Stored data
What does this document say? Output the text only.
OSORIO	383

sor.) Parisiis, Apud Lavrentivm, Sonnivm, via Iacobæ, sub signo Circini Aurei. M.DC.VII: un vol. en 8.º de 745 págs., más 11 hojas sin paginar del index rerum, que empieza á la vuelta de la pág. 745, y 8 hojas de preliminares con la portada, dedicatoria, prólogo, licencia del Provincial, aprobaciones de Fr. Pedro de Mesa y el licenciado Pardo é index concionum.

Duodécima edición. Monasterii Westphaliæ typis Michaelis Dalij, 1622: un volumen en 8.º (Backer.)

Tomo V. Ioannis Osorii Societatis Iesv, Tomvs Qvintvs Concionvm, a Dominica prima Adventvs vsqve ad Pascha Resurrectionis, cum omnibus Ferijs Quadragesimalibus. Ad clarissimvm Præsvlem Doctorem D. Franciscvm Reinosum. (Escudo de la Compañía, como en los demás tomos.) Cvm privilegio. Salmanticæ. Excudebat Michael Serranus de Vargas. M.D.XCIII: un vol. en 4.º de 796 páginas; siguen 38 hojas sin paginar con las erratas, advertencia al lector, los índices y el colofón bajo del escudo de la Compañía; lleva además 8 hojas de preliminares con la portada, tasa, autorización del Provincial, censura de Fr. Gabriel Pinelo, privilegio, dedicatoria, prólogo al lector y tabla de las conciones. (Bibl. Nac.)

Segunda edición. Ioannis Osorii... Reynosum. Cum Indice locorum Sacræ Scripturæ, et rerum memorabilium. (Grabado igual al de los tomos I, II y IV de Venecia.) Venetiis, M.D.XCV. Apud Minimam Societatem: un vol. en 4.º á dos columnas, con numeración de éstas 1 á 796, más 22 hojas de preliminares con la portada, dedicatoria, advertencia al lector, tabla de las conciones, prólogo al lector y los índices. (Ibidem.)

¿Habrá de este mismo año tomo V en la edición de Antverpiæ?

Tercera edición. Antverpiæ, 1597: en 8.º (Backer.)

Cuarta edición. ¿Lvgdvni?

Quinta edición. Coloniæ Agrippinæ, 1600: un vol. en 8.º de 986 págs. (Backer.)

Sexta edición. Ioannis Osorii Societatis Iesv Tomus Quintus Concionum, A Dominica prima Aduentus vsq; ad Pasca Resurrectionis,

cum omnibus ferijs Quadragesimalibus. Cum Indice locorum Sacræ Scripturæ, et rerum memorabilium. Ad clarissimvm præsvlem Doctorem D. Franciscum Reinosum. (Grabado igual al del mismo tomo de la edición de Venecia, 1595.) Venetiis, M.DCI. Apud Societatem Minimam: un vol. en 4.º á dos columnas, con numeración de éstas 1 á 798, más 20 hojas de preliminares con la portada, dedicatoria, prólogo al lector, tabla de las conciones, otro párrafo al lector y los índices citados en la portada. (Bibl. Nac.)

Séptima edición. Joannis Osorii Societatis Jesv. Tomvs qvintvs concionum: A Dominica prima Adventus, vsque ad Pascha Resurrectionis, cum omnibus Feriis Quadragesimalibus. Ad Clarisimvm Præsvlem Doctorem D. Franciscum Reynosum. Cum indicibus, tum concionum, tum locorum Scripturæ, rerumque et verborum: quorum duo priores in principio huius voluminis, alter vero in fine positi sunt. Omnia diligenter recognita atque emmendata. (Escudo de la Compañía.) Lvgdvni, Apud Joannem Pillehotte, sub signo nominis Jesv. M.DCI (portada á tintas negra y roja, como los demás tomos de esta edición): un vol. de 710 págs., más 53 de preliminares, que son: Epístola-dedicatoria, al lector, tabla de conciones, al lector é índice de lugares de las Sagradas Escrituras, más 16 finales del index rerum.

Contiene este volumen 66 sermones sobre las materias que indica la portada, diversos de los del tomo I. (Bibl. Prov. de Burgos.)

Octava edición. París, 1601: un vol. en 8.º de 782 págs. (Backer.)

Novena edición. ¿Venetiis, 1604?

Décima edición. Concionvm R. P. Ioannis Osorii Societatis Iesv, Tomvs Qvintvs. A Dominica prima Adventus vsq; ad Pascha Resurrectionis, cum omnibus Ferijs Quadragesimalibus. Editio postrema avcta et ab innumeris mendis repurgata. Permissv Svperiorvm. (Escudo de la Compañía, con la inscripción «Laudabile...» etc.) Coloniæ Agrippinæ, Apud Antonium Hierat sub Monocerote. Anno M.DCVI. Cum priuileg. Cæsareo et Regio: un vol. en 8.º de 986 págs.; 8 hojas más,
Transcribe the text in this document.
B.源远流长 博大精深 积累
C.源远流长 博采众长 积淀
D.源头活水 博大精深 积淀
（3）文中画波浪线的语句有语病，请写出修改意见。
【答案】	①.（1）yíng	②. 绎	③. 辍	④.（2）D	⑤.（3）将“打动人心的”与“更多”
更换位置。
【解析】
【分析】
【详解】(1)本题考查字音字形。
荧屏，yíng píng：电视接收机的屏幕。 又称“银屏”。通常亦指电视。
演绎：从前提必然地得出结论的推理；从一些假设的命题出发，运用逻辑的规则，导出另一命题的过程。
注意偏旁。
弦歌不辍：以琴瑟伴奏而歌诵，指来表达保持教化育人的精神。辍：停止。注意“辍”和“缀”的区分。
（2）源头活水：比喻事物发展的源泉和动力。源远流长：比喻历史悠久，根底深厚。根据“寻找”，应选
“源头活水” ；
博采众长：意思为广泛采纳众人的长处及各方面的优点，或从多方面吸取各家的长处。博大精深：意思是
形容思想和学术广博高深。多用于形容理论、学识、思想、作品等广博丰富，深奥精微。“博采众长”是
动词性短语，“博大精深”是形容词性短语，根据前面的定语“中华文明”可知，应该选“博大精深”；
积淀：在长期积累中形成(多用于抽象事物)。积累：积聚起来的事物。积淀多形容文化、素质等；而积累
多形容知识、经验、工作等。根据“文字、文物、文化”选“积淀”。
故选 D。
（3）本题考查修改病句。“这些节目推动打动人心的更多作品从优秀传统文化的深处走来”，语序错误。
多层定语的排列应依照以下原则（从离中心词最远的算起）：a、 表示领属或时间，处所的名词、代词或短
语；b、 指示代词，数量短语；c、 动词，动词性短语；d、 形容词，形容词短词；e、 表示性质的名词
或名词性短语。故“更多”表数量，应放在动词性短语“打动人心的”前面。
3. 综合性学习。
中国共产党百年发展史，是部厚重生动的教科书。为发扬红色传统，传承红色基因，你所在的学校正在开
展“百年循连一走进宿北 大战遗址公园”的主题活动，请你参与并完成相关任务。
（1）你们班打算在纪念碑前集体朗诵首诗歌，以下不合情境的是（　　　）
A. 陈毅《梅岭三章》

- What needs to be done: Give the count of lines holding the word "text" and nothing more.

- Result for this exercise: 2